Short task:
From the start of the records through the line containing "go-app-screenshot [0, 0, 336, 189]", rename "stone-white" as "stone-light" and reproduce those lines with nothing else changed.

━━━ Material provided

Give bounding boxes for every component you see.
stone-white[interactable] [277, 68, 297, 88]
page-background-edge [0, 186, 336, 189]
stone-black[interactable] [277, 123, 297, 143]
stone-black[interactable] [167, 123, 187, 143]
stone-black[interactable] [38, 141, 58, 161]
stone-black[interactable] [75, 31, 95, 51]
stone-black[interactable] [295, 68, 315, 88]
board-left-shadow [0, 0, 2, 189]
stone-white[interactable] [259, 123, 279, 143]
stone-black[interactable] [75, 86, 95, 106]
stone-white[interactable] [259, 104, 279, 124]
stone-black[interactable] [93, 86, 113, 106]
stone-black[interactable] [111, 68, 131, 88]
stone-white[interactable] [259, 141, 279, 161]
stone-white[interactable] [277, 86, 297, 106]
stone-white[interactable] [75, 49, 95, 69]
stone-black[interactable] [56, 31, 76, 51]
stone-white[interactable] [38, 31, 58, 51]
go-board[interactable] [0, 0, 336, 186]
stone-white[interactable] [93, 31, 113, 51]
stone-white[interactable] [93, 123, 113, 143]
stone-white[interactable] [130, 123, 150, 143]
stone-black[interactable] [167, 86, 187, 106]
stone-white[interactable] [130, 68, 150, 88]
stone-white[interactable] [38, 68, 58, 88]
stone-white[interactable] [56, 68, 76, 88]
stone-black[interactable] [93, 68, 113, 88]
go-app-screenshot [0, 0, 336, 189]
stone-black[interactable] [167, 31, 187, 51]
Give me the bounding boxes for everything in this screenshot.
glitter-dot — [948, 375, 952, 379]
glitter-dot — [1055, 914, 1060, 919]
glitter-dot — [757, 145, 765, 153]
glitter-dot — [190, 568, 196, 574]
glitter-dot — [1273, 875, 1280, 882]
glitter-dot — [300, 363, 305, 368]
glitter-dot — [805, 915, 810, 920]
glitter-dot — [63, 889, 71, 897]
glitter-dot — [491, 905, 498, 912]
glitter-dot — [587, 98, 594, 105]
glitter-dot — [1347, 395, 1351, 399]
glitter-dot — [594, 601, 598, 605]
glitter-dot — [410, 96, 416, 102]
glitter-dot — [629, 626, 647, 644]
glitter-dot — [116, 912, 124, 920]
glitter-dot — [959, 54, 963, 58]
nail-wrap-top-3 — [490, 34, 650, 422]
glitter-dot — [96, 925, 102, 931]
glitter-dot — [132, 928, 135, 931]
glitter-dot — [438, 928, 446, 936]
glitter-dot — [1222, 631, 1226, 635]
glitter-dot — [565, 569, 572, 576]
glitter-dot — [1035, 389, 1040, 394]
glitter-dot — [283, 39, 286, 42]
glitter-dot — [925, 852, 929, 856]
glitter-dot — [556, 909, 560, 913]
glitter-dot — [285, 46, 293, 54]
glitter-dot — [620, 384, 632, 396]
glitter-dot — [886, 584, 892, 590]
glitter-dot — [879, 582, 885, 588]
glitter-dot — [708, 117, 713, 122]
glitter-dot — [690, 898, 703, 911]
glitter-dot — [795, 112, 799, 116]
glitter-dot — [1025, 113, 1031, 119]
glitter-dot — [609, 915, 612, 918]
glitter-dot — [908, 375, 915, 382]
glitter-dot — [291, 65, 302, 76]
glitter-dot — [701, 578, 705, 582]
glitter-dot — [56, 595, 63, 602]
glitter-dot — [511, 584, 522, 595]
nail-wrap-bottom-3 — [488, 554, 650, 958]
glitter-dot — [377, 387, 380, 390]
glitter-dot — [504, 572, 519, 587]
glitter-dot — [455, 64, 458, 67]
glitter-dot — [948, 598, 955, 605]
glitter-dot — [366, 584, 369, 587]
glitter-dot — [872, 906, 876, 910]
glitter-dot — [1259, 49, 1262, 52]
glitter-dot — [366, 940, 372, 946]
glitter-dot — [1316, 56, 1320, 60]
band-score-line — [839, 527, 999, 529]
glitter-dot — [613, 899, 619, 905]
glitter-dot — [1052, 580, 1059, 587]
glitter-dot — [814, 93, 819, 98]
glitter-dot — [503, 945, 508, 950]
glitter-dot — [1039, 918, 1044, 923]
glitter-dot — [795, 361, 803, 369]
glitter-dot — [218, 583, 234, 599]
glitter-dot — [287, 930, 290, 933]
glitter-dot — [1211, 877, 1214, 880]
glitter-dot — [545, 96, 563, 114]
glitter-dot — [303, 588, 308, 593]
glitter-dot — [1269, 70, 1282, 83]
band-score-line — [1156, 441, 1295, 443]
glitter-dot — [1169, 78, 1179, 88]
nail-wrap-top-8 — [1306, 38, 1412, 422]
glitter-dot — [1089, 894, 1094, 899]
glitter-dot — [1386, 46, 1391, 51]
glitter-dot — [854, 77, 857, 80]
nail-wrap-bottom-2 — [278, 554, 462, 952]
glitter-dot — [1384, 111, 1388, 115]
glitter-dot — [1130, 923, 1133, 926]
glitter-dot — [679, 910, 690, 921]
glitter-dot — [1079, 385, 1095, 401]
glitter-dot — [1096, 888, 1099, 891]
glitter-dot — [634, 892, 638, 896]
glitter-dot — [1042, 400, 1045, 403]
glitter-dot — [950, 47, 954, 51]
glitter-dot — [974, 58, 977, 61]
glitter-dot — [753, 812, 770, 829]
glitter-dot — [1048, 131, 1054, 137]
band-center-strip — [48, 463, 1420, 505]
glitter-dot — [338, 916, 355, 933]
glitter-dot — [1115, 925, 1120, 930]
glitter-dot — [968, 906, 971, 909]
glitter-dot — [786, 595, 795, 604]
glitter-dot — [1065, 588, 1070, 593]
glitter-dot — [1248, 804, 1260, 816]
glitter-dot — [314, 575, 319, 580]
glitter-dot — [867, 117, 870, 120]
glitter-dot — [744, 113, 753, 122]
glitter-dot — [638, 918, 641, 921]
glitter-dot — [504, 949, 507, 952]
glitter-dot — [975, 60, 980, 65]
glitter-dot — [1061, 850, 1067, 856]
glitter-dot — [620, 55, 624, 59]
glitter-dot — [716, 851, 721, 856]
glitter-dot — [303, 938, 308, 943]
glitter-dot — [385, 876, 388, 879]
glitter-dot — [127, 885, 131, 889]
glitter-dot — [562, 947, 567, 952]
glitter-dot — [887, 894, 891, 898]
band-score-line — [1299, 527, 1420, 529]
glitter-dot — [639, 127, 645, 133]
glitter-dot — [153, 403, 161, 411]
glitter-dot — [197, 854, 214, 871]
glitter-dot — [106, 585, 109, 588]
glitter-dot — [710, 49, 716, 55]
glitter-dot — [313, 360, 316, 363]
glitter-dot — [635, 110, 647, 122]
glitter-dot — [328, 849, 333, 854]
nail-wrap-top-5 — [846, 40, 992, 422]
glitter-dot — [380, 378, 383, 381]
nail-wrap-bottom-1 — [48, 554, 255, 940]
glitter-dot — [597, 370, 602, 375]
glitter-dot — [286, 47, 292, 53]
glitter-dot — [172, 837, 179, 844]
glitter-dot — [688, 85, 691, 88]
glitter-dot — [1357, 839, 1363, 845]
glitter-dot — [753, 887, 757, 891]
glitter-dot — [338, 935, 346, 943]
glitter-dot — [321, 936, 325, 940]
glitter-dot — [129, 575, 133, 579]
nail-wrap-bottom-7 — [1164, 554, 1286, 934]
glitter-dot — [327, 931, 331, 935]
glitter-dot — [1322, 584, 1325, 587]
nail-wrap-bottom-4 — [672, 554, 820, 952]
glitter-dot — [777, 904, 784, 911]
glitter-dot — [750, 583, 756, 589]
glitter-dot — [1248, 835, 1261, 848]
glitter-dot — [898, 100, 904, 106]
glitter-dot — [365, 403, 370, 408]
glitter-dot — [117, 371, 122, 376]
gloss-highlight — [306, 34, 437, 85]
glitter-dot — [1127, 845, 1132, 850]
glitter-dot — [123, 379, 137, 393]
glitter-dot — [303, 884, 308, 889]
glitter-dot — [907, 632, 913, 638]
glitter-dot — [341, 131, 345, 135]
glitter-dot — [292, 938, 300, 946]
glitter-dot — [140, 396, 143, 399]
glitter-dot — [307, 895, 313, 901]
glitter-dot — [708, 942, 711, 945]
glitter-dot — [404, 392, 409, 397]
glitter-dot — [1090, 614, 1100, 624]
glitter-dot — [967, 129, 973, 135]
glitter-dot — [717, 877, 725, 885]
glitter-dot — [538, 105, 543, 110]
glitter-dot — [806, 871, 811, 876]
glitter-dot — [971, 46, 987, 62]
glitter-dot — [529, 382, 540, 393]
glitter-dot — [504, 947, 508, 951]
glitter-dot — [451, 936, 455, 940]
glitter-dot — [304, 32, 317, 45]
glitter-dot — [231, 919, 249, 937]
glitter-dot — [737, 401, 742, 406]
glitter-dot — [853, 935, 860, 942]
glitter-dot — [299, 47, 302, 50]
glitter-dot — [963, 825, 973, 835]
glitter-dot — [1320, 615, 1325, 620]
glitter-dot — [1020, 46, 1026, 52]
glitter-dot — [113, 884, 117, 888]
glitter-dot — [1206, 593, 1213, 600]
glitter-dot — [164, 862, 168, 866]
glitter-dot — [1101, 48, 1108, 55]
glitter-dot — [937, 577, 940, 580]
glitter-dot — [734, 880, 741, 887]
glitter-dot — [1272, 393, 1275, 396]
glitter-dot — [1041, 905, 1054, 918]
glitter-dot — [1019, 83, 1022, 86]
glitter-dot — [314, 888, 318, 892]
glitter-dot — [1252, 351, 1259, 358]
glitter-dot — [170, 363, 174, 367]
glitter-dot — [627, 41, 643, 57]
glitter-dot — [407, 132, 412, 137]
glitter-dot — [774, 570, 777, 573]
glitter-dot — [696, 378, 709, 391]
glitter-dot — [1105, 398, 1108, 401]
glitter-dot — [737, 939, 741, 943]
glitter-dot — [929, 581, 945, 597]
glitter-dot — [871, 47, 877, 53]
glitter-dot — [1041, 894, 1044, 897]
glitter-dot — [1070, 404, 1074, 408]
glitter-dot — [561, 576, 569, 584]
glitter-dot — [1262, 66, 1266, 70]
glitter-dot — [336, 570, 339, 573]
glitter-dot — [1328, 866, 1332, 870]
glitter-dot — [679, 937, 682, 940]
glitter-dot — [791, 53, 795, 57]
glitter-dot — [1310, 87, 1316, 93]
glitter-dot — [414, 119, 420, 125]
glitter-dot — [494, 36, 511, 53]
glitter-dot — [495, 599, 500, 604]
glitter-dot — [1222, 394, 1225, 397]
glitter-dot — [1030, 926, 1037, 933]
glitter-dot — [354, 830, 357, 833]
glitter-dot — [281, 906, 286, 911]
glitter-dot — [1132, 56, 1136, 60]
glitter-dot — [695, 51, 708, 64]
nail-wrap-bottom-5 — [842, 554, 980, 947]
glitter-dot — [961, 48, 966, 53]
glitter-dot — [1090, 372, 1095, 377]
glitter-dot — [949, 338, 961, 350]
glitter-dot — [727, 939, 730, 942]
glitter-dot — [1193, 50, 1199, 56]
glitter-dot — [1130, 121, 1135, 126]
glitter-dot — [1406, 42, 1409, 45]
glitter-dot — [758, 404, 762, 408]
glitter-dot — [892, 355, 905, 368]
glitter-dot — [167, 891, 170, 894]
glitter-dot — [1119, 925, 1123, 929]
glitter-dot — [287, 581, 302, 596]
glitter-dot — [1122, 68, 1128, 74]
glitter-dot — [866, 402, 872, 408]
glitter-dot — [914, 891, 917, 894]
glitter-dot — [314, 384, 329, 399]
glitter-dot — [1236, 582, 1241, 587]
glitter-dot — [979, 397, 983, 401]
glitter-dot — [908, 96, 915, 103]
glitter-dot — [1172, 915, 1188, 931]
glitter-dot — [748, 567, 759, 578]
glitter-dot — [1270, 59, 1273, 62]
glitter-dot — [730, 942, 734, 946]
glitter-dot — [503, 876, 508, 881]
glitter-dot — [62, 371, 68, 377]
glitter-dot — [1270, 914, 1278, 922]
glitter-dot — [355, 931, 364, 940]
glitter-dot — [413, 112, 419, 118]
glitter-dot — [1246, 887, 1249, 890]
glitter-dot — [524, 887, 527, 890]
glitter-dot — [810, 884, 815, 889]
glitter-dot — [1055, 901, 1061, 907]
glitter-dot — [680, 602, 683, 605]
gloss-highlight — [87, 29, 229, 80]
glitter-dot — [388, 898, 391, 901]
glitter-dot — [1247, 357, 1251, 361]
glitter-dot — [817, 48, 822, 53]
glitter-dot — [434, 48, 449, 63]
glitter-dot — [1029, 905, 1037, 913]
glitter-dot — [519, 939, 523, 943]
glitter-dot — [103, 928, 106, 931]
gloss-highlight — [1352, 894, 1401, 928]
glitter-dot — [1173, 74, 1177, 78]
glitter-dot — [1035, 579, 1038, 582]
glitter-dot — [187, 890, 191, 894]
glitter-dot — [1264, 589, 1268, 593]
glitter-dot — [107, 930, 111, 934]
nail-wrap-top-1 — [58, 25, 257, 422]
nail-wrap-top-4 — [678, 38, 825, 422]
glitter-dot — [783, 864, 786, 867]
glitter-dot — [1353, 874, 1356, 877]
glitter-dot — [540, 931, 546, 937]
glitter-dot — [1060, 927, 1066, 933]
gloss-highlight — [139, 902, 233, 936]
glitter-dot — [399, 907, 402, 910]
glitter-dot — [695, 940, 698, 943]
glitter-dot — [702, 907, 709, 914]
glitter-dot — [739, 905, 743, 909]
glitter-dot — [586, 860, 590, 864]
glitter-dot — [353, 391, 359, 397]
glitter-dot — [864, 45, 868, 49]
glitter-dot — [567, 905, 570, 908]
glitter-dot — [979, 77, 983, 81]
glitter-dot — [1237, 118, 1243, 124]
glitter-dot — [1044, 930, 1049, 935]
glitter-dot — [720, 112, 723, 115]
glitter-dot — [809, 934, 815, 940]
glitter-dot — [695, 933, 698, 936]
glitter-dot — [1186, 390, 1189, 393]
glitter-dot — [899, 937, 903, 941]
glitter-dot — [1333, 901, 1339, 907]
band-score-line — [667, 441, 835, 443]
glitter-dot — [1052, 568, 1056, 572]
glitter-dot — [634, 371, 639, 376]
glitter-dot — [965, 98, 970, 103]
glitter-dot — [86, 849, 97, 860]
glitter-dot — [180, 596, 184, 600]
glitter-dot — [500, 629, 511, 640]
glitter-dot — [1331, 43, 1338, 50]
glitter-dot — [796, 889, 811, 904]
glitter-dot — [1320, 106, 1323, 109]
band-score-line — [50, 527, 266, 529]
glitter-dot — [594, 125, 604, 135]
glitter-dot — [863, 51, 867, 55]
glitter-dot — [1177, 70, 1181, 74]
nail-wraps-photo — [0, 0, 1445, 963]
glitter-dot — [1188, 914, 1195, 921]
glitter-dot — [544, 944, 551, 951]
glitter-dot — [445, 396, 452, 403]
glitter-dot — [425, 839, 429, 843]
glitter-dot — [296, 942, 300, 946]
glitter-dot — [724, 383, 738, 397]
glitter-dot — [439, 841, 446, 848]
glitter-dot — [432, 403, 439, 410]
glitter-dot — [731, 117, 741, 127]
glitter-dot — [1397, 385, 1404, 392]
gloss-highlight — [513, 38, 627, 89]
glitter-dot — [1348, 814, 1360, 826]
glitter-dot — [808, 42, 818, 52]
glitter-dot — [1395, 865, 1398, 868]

━━━━━━

Result of the task:
Give bounding boxes for every component you see.
stone-light[interactable] [277, 68, 297, 88]
page-background-edge [0, 186, 336, 189]
stone-black[interactable] [277, 123, 297, 143]
stone-black[interactable] [167, 123, 187, 143]
stone-black[interactable] [38, 141, 58, 161]
stone-black[interactable] [75, 31, 95, 51]
stone-black[interactable] [295, 68, 315, 88]
board-left-shadow [0, 0, 2, 189]
stone-light[interactable] [259, 123, 279, 143]
stone-black[interactable] [75, 86, 95, 106]
stone-light[interactable] [259, 104, 279, 124]
stone-black[interactable] [93, 86, 113, 106]
stone-black[interactable] [111, 68, 131, 88]
stone-light[interactable] [259, 141, 279, 161]
stone-light[interactable] [277, 86, 297, 106]
stone-light[interactable] [75, 49, 95, 69]
stone-black[interactable] [56, 31, 76, 51]
stone-light[interactable] [38, 31, 58, 51]
go-board[interactable] [0, 0, 336, 186]
stone-light[interactable] [93, 31, 113, 51]
stone-light[interactable] [93, 123, 113, 143]
stone-light[interactable] [130, 123, 150, 143]
stone-black[interactable] [167, 86, 187, 106]
stone-light[interactable] [130, 68, 150, 88]
stone-light[interactable] [38, 68, 58, 88]
stone-light[interactable] [56, 68, 76, 88]
stone-black[interactable] [93, 68, 113, 88]
go-app-screenshot [0, 0, 336, 189]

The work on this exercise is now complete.